- REQUIREMENT: Locate every line in the records below that contains the word "color", and copy each one.

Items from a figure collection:
====

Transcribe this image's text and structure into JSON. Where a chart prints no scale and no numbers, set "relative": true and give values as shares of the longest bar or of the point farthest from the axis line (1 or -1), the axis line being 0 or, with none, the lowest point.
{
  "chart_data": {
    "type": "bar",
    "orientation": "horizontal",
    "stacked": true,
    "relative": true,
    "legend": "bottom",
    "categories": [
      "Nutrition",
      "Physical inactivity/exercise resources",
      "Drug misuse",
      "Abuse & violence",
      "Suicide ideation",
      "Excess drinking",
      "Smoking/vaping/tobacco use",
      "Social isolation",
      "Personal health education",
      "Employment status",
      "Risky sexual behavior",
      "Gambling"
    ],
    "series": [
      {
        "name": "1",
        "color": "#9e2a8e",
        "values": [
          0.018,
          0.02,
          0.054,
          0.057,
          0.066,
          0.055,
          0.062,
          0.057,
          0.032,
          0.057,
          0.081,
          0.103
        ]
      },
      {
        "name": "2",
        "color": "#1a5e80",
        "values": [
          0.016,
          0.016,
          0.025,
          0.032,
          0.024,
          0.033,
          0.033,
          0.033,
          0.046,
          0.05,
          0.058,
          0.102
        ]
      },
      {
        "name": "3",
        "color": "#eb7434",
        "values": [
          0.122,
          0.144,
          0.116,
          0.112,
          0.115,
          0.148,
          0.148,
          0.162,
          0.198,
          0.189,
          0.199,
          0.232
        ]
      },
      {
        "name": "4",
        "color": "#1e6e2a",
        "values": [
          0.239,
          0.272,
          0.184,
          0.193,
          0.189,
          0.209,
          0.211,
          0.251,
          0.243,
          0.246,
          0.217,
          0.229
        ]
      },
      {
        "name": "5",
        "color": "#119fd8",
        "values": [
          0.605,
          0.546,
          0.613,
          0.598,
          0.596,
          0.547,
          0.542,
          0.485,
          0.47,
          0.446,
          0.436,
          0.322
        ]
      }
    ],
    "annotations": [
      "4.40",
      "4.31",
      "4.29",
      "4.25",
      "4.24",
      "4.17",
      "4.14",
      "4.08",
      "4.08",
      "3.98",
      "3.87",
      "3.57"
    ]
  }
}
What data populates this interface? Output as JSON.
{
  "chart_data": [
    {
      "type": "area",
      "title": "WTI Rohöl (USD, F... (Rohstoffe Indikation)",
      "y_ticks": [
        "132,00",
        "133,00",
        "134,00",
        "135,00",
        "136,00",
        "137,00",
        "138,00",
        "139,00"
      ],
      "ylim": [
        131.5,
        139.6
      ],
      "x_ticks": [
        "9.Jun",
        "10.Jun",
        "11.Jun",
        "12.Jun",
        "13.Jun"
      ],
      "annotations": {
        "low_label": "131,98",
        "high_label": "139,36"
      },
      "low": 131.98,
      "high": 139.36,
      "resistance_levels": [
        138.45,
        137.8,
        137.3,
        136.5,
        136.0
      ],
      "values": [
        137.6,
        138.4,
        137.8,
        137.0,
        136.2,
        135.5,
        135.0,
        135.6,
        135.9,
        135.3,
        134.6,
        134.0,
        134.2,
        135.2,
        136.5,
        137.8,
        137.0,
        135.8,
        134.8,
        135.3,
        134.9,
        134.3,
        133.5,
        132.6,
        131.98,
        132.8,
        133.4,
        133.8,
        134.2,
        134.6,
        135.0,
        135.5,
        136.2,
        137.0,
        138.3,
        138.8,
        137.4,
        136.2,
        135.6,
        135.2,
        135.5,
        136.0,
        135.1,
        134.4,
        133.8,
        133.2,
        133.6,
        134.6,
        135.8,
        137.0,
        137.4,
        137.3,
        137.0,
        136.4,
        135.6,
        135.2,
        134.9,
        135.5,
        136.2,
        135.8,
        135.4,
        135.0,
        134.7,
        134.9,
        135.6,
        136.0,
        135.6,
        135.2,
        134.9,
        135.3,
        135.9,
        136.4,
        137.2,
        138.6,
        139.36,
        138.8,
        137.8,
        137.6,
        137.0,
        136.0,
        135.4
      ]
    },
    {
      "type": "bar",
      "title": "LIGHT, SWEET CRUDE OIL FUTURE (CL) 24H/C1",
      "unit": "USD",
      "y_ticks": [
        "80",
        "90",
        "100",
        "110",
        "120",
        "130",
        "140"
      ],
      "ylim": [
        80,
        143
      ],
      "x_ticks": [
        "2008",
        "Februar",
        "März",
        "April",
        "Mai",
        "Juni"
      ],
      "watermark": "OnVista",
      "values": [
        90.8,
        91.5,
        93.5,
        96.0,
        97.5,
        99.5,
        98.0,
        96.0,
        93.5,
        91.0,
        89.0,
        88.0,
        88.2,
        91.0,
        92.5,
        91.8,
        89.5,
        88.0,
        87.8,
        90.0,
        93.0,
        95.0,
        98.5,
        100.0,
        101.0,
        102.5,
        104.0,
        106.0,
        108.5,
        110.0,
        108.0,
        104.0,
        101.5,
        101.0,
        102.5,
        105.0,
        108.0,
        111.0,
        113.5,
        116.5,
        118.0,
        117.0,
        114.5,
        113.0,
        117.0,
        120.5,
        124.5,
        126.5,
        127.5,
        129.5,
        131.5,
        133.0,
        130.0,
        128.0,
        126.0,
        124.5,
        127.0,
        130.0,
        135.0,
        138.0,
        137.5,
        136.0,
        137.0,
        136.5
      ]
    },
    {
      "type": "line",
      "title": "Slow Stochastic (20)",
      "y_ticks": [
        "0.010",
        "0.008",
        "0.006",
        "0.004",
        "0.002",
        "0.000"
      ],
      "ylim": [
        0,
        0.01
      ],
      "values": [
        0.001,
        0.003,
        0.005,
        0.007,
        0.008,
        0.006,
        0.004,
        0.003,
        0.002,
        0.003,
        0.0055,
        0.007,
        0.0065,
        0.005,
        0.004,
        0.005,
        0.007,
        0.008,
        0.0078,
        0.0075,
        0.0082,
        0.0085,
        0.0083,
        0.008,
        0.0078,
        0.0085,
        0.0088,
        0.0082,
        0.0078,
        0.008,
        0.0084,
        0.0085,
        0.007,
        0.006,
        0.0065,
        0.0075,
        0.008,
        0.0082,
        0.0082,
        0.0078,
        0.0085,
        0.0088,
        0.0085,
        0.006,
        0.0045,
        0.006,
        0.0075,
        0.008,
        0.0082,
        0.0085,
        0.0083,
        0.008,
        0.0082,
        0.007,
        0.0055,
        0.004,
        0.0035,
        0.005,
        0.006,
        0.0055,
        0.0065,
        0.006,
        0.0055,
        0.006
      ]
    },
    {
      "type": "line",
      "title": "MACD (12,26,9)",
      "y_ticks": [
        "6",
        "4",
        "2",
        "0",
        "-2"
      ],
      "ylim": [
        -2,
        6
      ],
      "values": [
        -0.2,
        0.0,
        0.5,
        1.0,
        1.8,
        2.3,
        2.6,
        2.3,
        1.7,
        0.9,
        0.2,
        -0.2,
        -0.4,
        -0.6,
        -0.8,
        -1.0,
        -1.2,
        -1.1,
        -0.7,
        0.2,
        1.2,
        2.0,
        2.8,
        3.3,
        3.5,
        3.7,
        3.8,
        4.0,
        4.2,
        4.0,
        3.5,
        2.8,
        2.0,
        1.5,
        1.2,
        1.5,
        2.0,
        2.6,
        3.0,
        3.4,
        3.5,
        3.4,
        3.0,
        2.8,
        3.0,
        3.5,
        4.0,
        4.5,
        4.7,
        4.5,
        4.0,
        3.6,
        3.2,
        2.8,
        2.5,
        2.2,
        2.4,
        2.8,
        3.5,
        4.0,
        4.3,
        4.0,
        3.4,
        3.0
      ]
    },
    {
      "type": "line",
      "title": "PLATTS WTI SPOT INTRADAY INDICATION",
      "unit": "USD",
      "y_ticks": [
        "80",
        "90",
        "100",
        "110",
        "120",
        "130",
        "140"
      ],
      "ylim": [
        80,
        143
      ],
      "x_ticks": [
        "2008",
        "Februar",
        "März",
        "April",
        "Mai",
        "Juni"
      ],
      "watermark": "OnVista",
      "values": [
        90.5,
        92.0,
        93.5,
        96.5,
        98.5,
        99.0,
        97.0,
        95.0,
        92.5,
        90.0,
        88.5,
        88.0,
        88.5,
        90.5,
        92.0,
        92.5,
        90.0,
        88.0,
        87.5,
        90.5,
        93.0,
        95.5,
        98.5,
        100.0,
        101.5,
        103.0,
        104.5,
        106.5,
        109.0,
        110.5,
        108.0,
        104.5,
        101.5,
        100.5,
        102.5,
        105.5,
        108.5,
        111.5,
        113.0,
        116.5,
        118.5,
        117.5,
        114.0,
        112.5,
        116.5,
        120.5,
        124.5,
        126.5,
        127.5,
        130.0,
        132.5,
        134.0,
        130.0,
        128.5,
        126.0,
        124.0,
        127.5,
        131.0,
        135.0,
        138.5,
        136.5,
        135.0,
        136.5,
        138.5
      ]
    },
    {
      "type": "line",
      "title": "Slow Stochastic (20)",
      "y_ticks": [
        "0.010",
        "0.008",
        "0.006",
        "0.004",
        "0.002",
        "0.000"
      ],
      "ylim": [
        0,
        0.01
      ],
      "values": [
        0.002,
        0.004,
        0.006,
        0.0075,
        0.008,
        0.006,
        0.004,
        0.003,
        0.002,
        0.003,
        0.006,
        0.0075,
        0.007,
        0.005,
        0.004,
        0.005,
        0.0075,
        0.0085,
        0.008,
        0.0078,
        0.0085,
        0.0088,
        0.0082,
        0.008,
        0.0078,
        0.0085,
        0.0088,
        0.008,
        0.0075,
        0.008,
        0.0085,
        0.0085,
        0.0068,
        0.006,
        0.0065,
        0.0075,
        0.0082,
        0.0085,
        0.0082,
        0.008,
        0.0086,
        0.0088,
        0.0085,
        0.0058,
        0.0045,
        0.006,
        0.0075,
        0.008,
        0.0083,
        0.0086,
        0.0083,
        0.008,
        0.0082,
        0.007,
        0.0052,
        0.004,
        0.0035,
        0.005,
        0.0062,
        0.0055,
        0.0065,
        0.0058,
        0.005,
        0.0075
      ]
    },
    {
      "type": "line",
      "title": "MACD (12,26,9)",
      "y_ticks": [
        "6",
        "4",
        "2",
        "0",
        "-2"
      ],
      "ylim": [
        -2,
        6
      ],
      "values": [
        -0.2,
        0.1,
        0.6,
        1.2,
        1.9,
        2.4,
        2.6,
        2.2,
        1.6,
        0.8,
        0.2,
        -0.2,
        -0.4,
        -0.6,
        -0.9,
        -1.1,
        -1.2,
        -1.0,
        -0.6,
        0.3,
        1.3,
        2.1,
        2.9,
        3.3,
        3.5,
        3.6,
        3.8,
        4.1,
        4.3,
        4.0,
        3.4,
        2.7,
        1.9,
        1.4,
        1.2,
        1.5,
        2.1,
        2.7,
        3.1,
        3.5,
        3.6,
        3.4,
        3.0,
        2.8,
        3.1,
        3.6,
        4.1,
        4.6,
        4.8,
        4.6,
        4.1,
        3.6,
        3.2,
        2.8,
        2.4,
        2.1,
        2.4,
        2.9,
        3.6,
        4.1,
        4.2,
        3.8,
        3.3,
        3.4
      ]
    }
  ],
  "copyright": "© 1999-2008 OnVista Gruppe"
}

====

- ANSWER TO THE EXERCISE:
        "color": "#9e2a8e",
        "color": "#1a5e80",
        "color": "#eb7434",
        "color": "#1e6e2a",
        "color": "#119fd8",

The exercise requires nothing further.